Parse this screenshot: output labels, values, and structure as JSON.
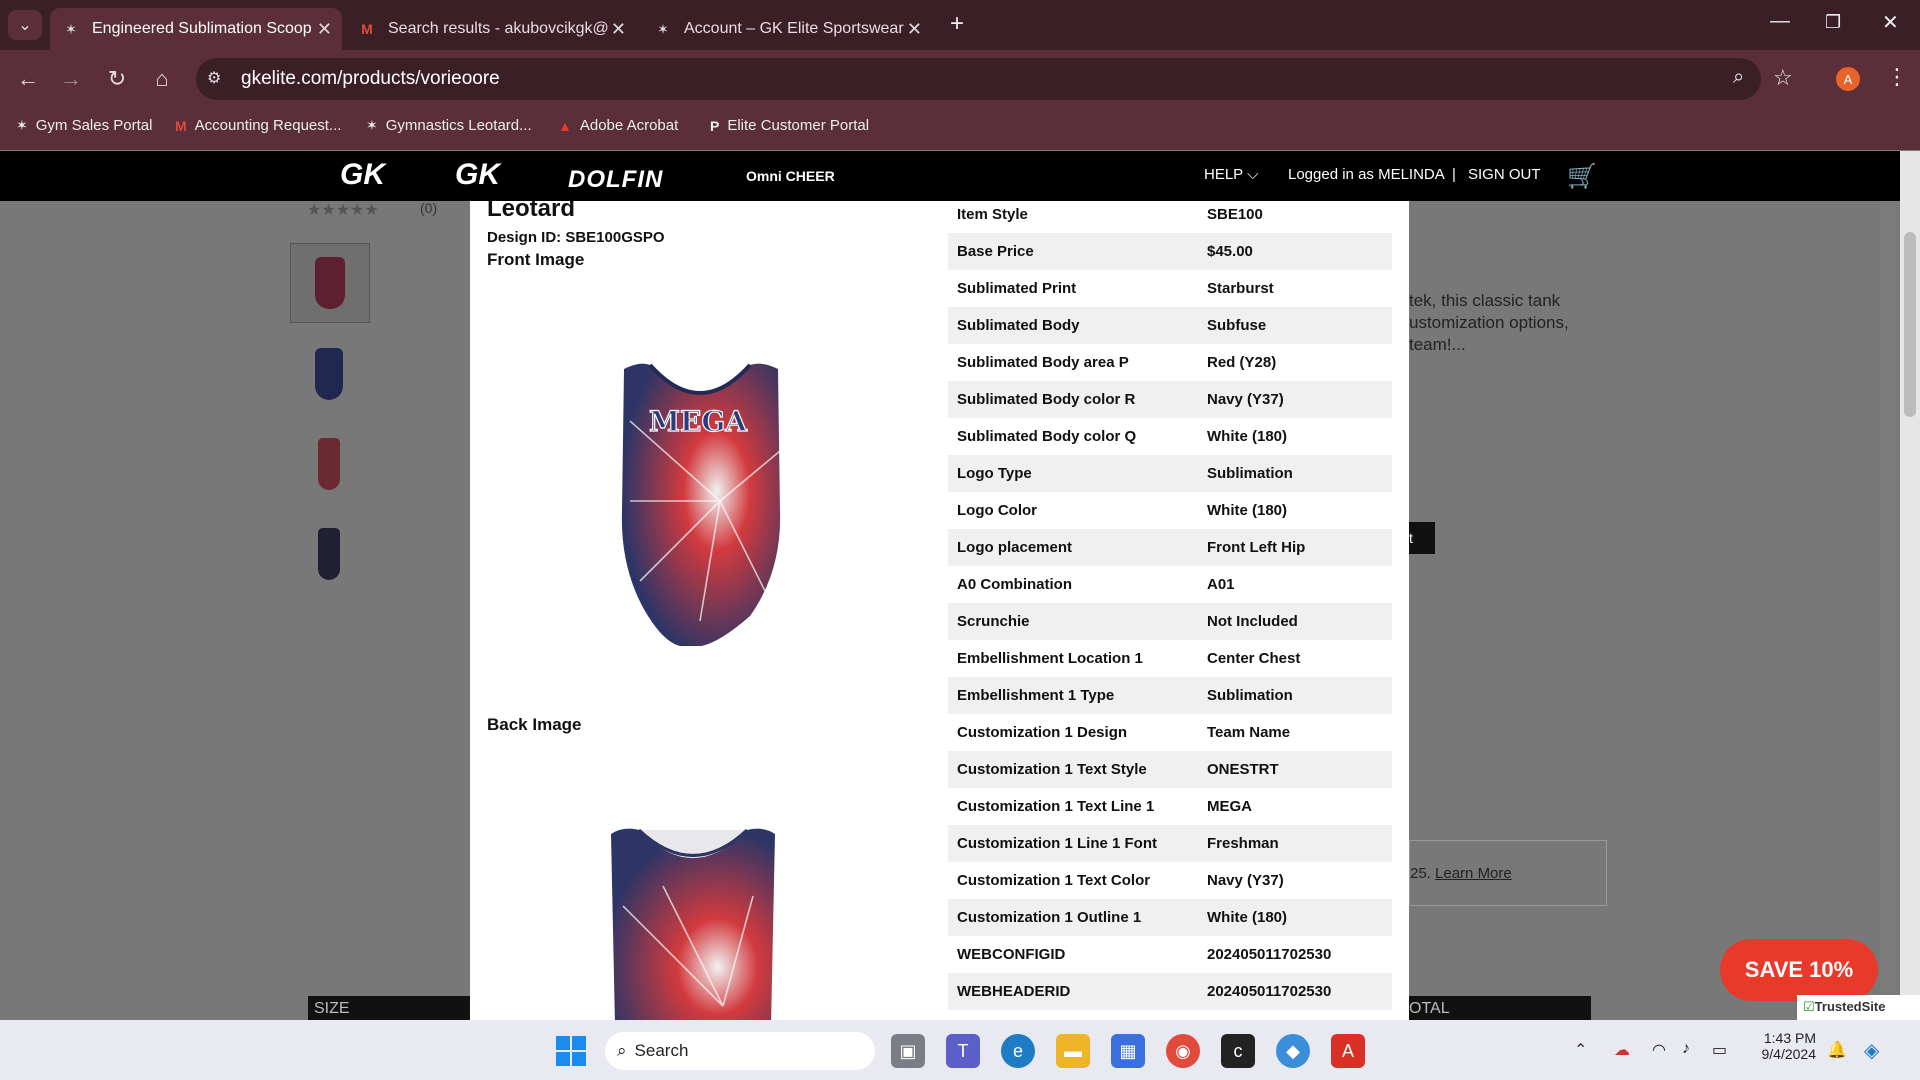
{
  "browser": {
    "tabs": [
      {
        "title": "Engineered Sublimation Scoop",
        "icon": "gk-icon"
      },
      {
        "title": "Search results - akubovcikgk@",
        "icon": "gmail-icon"
      },
      {
        "title": "Account – GK Elite Sportswear",
        "icon": "gk-icon"
      }
    ],
    "url": "gkelite.com/products/vorieoore",
    "bookmarks": [
      "Gym Sales Portal",
      "Accounting Request...",
      "Gymnastics Leotard...",
      "Adobe Acrobat",
      "Elite Customer Portal"
    ],
    "profile_initial": "A"
  },
  "site": {
    "brands": [
      "GK",
      "GK",
      "DOLFIN",
      "Omni CHEER"
    ],
    "help": "HELP",
    "logged_in": "Logged in as MELINDA",
    "sign_out": "SIGN OUT",
    "rating_count": "(0)",
    "bg_text_1": "tek, this classic tank",
    "bg_text_2": "ustomization options,",
    "bg_text_3": "team!...",
    "bg_offer": "25.",
    "bg_learn_more": "Learn More",
    "size_label": "SIZE",
    "total_label": "OTAL"
  },
  "modal": {
    "title": "Leotard",
    "design_id": "Design ID: SBE100GSPO",
    "front_label": "Front Image",
    "back_label": "Back Image",
    "leotard_text": "MEGA",
    "specs": [
      [
        "Item Style",
        "SBE100"
      ],
      [
        "Base Price",
        "$45.00"
      ],
      [
        "Sublimated Print",
        "Starburst"
      ],
      [
        "Sublimated Body",
        "Subfuse"
      ],
      [
        "Sublimated Body area P",
        "Red (Y28)"
      ],
      [
        "Sublimated Body color R",
        "Navy (Y37)"
      ],
      [
        "Sublimated Body color Q",
        "White (180)"
      ],
      [
        "Logo Type",
        "Sublimation"
      ],
      [
        "Logo Color",
        "White (180)"
      ],
      [
        "Logo placement",
        "Front Left Hip"
      ],
      [
        "A0 Combination",
        "A01"
      ],
      [
        "Scrunchie",
        "Not Included"
      ],
      [
        "Embellishment Location 1",
        "Center Chest"
      ],
      [
        "Embellishment 1 Type",
        "Sublimation"
      ],
      [
        "Customization 1 Design",
        "Team Name"
      ],
      [
        "Customization 1 Text Style",
        "ONESTRT"
      ],
      [
        "Customization 1 Text Line 1",
        "MEGA"
      ],
      [
        "Customization 1 Line 1 Font",
        "Freshman"
      ],
      [
        "Customization 1 Text Color",
        "Navy (Y37)"
      ],
      [
        "Customization 1 Outline 1",
        "White (180)"
      ],
      [
        "WEBCONFIGID",
        "202405011702530"
      ],
      [
        "WEBHEADERID",
        "202405011702530"
      ]
    ]
  },
  "save_badge": "SAVE 10%",
  "trusted_site": "TrustedSite",
  "taskbar": {
    "search": "Search",
    "time": "1:43 PM",
    "date": "9/4/2024"
  }
}
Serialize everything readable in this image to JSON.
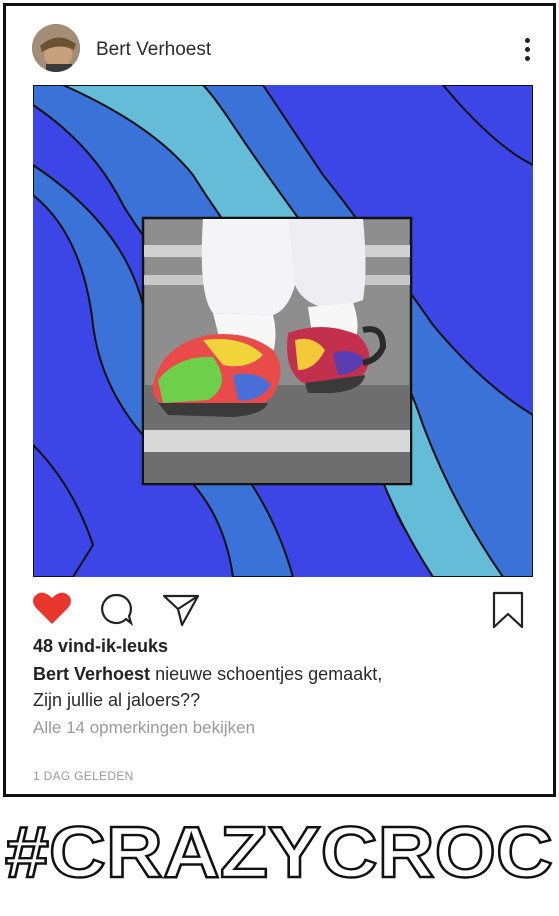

^^^^^^^^^^^^^^^^

EXERCISE INSTRUCTIONS: Quote all the lines above exactly as given. Do not include the pictures.

FINAL RESULT:
Parse this screenshot: output labels, values, and structure as JSON.
{
  "browser": {
    "tabs": [
      {
        "title": "Engineered Sublimation Scoop",
        "icon": "gk-icon"
      },
      {
        "title": "Search results - akubovcikgk@",
        "icon": "gmail-icon"
      },
      {
        "title": "Account – GK Elite Sportswear",
        "icon": "gk-icon"
      }
    ],
    "url": "gkelite.com/products/vorieoore",
    "bookmarks": [
      "Gym Sales Portal",
      "Accounting Request...",
      "Gymnastics Leotard...",
      "Adobe Acrobat",
      "Elite Customer Portal"
    ],
    "profile_initial": "A"
  },
  "site": {
    "brands": [
      "GK",
      "GK",
      "DOLFIN",
      "Omni CHEER"
    ],
    "help": "HELP",
    "logged_in": "Logged in as MELINDA",
    "sign_out": "SIGN OUT",
    "rating_count": "(0)",
    "bg_text_1": "tek, this classic tank",
    "bg_text_2": "ustomization options,",
    "bg_text_3": "team!...",
    "bg_offer": "25.",
    "bg_learn_more": "Learn More",
    "size_label": "SIZE",
    "total_label": "OTAL"
  },
  "modal": {
    "title": "Leotard",
    "design_id": "Design ID: SBE100GSPO",
    "front_label": "Front Image",
    "back_label": "Back Image",
    "leotard_text": "MEGA",
    "specs": [
      [
        "Item Style",
        "SBE100"
      ],
      [
        "Base Price",
        "$45.00"
      ],
      [
        "Sublimated Print",
        "Starburst"
      ],
      [
        "Sublimated Body",
        "Subfuse"
      ],
      [
        "Sublimated Body area P",
        "Red (Y28)"
      ],
      [
        "Sublimated Body color R",
        "Navy (Y37)"
      ],
      [
        "Sublimated Body color Q",
        "White (180)"
      ],
      [
        "Logo Type",
        "Sublimation"
      ],
      [
        "Logo Color",
        "White (180)"
      ],
      [
        "Logo placement",
        "Front Left Hip"
      ],
      [
        "A0 Combination",
        "A01"
      ],
      [
        "Scrunchie",
        "Not Included"
      ],
      [
        "Embellishment Location 1",
        "Center Chest"
      ],
      [
        "Embellishment 1 Type",
        "Sublimation"
      ],
      [
        "Customization 1 Design",
        "Team Name"
      ],
      [
        "Customization 1 Text Style",
        "ONESTRT"
      ],
      [
        "Customization 1 Text Line 1",
        "MEGA"
      ],
      [
        "Customization 1 Line 1 Font",
        "Freshman"
      ],
      [
        "Customization 1 Text Color",
        "Navy (Y37)"
      ],
      [
        "Customization 1 Outline 1",
        "White (180)"
      ],
      [
        "WEBCONFIGID",
        "202405011702530"
      ],
      [
        "WEBHEADERID",
        "202405011702530"
      ]
    ]
  },
  "save_badge": "SAVE 10%",
  "trusted_site": "TrustedSite",
  "taskbar": {
    "search": "Search",
    "time": "1:43 PM",
    "date": "9/4/2024"
  }
}
Serialize everything readable in this image to JSON.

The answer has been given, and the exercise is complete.